Data pulled from a collection
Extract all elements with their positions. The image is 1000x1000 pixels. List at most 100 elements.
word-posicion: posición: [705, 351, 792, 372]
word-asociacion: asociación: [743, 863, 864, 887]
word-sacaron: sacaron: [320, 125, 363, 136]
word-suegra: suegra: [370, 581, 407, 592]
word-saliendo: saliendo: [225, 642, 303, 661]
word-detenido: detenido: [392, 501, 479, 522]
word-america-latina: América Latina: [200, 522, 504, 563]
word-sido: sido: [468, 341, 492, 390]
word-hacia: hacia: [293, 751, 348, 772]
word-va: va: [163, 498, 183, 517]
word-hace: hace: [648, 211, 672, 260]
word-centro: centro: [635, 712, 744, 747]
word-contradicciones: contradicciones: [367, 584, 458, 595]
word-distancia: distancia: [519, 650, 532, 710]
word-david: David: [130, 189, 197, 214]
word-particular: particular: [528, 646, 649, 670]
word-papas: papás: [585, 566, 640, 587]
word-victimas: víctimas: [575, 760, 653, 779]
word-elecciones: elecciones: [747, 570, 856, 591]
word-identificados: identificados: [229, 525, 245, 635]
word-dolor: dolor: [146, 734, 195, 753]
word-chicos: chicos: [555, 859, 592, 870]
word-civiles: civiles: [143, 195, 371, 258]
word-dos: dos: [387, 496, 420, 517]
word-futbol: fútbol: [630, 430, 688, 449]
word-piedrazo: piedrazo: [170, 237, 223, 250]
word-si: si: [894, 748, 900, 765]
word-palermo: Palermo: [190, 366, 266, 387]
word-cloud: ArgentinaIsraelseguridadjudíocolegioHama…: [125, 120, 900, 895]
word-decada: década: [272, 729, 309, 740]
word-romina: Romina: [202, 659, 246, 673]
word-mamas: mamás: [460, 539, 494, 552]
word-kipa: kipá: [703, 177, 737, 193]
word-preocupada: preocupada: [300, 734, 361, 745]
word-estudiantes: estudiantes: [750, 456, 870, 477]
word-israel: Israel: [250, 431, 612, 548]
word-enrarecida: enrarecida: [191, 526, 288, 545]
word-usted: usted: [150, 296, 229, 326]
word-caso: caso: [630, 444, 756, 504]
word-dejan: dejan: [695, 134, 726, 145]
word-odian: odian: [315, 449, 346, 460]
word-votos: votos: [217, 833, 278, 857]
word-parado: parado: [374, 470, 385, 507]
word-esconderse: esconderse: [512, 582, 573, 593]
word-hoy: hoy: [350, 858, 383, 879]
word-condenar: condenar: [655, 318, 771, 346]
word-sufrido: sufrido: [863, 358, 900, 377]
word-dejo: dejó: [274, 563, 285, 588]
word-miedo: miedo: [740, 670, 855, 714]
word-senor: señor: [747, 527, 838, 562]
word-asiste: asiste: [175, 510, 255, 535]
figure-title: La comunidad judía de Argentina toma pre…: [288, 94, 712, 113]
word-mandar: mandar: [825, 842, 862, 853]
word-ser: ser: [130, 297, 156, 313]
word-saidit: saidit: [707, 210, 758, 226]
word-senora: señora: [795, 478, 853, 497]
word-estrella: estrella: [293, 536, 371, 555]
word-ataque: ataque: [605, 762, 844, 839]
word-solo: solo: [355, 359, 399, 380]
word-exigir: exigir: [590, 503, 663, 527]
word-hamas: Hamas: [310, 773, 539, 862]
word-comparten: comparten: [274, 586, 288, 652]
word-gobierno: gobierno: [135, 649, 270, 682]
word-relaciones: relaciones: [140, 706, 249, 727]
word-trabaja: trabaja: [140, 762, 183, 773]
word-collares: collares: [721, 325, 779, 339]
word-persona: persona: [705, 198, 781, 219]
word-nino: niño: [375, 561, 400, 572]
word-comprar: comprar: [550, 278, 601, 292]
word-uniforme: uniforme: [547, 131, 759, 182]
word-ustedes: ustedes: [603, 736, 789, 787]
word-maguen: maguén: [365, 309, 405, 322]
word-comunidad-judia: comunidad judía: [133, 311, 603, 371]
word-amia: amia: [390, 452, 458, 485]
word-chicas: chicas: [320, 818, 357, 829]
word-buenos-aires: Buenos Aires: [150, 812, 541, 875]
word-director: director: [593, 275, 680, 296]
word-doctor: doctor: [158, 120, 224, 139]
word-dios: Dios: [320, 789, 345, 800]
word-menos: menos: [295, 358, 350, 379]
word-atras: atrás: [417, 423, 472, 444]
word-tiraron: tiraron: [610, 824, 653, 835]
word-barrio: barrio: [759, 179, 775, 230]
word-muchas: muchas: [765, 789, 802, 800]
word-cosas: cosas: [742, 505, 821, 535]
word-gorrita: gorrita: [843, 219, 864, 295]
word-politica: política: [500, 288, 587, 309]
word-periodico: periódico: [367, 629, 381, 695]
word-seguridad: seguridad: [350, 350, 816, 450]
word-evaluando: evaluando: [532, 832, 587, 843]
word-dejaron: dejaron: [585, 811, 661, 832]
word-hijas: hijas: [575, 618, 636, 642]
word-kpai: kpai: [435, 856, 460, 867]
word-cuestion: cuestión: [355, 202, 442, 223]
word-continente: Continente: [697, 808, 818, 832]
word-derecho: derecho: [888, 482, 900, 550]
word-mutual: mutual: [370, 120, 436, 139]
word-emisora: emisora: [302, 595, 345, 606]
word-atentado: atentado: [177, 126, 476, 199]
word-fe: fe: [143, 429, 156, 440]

* **Directions**
Count the lines of the records that contain the string "judía", where case counts, and give only the number.

* **Answer for the task**
2